### Fragmento de la página
********************
- Aseguran que de nada servirán lluvias si no consiguen dinero para costear labores culturales
- Dicen que el invierno “entró a tiempo”
Amalia [email protected]
MASAYA.- Las primeras aguas de mayo que cayeron este fin de semana, alentaron las expectativas de un buen invierno entre pequeños agricultores del sector de Tisma, cuya cosecha depende exclusivamente del comportamiento de las lluvias.
Para algunos campesinos, los aguaceros del sábado y lunes son señales de que el invierno entró a tiempo. Y si es así, son altas las posibilidades de una cosecha más productiva que la del año anterior, que fue afectada por un invierno bastante seco.
Así lo cree Celso Altamirano, propietario de una finca de cinco manzanas, situada en la comunidad El Madroñal sobre la carretera Tipitapa-Masaya, a la altura del kilómetro 43.
Altamirano explicó que dispondrá de toda esa área para sembrar maíz, aunque también dijo que destinó una parte para cultivar yuca.
También agradecido con lo que considera una “señal divina” está Juan Cárdenas de la finca San Francisco, en la zona de Guanacastillo.
“Estábamos pensando que íbamos a tener tuerce, que no iba a llover, pero ya Dios nos mandó el agua”, dijo sonriente Cárdenas, quien prevé plantar maíz sobre un área de 10 manzanas.
Cárdenas explicó que no preparaba el terreno en espera de las lluvias, sin embargo, ayer mismo estaba reparando el arado para comenzar en los próximos días las tareas culturales.
El terreno de Altamirano, en cambio, ya fue desmontado y arado, pero aún no está listo para la siembra. Le falta gradearlo, paso clave y costoso para el proceso de producción que sigue este campesino.
EL PROBLEMA DE SIEMPRE…
Altamirano necesita 500 córdobas, que no tiene, para gradear la propiedad. Por eso, el contento que le provoca la entrada del invierno se desinfla cuando se palpa sus vacíos bolsillos.
“Es bueno que llueva, lo malo es que no hay divisas”, afirmó el campesino de 68 años, que desde hace 30 cultiva en El Madroñal.
Esa preocupación la comparten otros agricultores de la zona que, como él, no disponen de financiamiento para cultivar sus parcelas, agregó Altamirano. “Aquí nadie nos apoya”, afirmó.
********************
### Extracto de datos
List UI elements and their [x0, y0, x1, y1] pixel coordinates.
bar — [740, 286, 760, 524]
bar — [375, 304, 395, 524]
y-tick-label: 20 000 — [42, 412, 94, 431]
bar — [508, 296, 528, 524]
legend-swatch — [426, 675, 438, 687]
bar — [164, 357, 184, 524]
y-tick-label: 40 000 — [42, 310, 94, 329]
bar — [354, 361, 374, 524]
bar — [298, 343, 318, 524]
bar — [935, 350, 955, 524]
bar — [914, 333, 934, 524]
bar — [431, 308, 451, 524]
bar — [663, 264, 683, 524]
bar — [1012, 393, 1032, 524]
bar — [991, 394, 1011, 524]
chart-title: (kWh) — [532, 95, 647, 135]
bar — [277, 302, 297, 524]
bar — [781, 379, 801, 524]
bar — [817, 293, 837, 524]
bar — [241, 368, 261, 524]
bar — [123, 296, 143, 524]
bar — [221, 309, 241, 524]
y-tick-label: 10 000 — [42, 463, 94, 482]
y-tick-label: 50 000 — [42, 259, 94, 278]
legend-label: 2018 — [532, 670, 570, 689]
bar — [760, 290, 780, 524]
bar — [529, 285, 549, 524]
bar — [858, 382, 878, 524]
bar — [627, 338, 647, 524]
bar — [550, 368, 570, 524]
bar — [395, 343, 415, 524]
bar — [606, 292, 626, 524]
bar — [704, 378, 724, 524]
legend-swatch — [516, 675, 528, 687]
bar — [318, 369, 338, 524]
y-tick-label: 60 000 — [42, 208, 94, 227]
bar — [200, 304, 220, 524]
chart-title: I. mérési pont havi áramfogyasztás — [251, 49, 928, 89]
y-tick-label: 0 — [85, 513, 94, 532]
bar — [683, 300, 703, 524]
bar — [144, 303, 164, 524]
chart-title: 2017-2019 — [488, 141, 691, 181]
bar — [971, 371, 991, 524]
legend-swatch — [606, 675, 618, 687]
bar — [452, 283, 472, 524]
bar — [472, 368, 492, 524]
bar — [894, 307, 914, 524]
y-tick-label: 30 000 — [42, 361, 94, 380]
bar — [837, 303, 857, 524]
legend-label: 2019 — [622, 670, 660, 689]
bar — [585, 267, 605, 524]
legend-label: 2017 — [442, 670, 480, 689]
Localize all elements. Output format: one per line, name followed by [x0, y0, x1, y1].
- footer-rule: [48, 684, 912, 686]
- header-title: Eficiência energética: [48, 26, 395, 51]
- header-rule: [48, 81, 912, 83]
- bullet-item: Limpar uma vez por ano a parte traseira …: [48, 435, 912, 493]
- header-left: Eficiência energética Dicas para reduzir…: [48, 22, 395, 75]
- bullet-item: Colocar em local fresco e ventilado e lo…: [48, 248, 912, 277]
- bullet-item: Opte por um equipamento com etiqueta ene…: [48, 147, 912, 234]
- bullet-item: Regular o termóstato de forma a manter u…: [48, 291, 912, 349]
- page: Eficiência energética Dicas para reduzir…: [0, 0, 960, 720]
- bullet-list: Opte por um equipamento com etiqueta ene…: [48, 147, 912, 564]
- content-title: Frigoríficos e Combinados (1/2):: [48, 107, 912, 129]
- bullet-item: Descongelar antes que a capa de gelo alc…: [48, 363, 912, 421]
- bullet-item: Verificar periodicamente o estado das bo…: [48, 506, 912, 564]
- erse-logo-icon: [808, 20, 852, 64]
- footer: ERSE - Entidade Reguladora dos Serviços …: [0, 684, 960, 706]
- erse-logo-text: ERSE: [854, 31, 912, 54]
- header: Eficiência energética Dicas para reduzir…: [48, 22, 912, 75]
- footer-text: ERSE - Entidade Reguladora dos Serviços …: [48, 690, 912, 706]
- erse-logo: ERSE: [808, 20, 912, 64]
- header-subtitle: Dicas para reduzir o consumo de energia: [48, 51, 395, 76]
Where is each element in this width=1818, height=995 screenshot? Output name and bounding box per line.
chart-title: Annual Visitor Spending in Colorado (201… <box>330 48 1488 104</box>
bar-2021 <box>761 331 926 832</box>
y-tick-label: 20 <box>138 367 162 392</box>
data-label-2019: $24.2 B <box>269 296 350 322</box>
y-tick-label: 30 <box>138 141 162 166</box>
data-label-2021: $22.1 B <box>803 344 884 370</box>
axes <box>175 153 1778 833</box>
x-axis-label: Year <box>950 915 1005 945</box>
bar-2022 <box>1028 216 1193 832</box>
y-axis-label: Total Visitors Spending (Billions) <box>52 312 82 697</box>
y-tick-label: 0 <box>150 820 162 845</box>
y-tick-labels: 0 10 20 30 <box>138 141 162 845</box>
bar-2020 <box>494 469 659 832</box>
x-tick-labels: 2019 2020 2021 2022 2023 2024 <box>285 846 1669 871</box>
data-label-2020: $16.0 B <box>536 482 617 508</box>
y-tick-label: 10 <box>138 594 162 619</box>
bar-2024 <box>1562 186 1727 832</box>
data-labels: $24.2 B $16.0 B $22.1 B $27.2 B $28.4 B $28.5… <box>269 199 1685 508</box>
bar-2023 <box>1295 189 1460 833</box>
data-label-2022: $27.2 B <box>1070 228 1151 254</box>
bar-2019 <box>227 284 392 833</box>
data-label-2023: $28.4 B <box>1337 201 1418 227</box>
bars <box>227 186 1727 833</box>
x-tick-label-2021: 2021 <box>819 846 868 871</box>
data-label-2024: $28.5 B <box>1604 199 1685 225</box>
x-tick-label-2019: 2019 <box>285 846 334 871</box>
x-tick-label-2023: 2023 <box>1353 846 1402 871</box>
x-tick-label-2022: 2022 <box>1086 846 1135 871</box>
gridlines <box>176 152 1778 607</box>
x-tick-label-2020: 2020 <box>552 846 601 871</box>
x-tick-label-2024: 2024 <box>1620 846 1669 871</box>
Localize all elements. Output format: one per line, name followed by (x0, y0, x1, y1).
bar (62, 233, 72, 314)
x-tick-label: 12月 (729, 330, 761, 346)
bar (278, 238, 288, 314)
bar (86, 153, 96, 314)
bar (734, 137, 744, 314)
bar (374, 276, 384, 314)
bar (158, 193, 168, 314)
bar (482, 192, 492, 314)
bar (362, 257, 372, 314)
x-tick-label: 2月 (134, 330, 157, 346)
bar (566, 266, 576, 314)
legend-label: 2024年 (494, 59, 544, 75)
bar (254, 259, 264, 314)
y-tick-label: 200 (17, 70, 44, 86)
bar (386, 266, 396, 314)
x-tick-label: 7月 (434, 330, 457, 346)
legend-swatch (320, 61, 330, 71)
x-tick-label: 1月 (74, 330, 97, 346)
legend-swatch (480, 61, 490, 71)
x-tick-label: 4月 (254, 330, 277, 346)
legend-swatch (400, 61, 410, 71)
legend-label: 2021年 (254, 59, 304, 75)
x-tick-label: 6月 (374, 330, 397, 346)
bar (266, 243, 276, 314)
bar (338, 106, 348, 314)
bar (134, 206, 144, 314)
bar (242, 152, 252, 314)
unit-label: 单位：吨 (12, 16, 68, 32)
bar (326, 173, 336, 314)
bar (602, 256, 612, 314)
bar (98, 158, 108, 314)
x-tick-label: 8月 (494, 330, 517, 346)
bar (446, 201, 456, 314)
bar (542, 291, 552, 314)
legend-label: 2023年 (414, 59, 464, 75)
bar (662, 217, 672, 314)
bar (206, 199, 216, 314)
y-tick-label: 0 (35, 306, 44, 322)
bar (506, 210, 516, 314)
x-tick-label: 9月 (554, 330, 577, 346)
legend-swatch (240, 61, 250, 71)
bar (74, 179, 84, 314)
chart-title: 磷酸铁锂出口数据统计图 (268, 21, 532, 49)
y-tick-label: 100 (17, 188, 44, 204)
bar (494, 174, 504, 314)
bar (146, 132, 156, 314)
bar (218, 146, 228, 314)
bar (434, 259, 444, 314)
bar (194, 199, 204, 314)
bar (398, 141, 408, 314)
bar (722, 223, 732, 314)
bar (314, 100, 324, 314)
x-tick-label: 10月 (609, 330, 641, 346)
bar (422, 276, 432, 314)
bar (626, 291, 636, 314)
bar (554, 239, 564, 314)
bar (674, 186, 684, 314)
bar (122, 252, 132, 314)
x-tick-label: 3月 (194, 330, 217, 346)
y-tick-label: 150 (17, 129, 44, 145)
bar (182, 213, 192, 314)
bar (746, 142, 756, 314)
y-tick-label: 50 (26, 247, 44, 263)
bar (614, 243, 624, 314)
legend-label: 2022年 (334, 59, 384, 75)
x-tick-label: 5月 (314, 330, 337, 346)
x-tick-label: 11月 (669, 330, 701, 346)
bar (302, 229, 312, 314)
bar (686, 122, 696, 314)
********************
### Tarea a realizar
Traduzca al inglés la siguiente oración de la noticia sobre las lluvias en Tisma: "Altamirano explicó que dispondrá de toda esa área para sembrar maíz, aunque también dijo que destinó una parte para cultivar yuca." Los registros provienen de una fuente distinta a la del fragmento de la página.

### Resultado del ejercicio
Altamirano explained that he will use that entire area to plant corn, although he also said that he set aside part of it to grow cassava.